# Data for the task start
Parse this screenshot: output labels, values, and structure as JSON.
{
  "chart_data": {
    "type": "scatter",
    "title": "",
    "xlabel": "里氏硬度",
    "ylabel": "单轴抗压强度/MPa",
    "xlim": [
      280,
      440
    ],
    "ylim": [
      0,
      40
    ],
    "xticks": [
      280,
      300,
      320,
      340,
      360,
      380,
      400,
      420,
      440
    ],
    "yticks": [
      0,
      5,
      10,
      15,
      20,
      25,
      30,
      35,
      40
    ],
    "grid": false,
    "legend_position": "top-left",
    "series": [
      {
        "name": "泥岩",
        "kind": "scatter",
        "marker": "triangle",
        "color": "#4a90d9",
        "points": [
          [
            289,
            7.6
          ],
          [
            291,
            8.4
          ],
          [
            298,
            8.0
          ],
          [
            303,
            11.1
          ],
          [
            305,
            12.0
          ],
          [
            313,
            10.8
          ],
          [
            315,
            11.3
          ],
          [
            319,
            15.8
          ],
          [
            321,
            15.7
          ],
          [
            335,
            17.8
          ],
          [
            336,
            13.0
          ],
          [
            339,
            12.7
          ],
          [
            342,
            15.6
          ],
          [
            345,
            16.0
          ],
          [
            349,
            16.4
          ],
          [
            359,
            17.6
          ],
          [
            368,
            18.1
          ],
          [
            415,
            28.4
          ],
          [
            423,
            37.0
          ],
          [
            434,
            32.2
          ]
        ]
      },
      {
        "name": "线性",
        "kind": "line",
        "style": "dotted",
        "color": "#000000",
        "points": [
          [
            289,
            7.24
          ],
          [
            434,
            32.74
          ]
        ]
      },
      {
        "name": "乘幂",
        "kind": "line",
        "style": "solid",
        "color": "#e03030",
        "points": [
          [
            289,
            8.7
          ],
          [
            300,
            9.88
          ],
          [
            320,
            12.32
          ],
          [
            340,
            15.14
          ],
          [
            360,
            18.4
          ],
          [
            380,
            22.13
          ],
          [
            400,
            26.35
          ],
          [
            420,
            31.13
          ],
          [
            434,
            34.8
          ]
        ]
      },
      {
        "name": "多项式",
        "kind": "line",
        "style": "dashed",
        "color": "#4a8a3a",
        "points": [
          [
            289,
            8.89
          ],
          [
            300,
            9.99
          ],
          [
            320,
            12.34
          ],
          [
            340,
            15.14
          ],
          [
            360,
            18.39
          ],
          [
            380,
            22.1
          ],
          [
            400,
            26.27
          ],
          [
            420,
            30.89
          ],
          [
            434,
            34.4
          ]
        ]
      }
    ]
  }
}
# Data for the task end
**Aim**
Transcribe the records above exactly as they appear.

**In response**
Parse this screenshot: output labels, values, and structure as JSON.
{
  "chart_data": {
    "type": "scatter",
    "title": "",
    "xlabel": "里氏硬度",
    "ylabel": "单轴抗压强度/MPa",
    "xlim": [
      280,
      440
    ],
    "ylim": [
      0,
      40
    ],
    "xticks": [
      280,
      300,
      320,
      340,
      360,
      380,
      400,
      420,
      440
    ],
    "yticks": [
      0,
      5,
      10,
      15,
      20,
      25,
      30,
      35,
      40
    ],
    "grid": false,
    "legend_position": "top-left",
    "series": [
      {
        "name": "泥岩",
        "kind": "scatter",
        "marker": "triangle",
        "color": "#4a90d9",
        "points": [
          [
            289,
            7.6
          ],
          [
            291,
            8.4
          ],
          [
            298,
            8.0
          ],
          [
            303,
            11.1
          ],
          [
            305,
            12.0
          ],
          [
            313,
            10.8
          ],
          [
            315,
            11.3
          ],
          [
            319,
            15.8
          ],
          [
            321,
            15.7
          ],
          [
            335,
            17.8
          ],
          [
            336,
            13.0
          ],
          [
            339,
            12.7
          ],
          [
            342,
            15.6
          ],
          [
            345,
            16.0
          ],
          [
            349,
            16.4
          ],
          [
            359,
            17.6
          ],
          [
            368,
            18.1
          ],
          [
            415,
            28.4
          ],
          [
            423,
            37.0
          ],
          [
            434,
            32.2
          ]
        ]
      },
      {
        "name": "线性",
        "kind": "line",
        "style": "dotted",
        "color": "#000000",
        "points": [
          [
            289,
            7.24
          ],
          [
            434,
            32.74
          ]
        ]
      },
      {
        "name": "乘幂",
        "kind": "line",
        "style": "solid",
        "color": "#e03030",
        "points": [
          [
            289,
            8.7
          ],
          [
            300,
            9.88
          ],
          [
            320,
            12.32
          ],
          [
            340,
            15.14
          ],
          [
            360,
            18.4
          ],
          [
            380,
            22.13
          ],
          [
            400,
            26.35
          ],
          [
            420,
            31.13
          ],
          [
            434,
            34.8
          ]
        ]
      },
      {
        "name": "多项式",
        "kind": "line",
        "style": "dashed",
        "color": "#4a8a3a",
        "points": [
          [
            289,
            8.89
          ],
          [
            300,
            9.99
          ],
          [
            320,
            12.34
          ],
          [
            340,
            15.14
          ],
          [
            360,
            18.39
          ],
          [
            380,
            22.1
          ],
          [
            400,
            26.27
          ],
          [
            420,
            30.89
          ],
          [
            434,
            34.4
          ]
        ]
      }
    ]
  }
}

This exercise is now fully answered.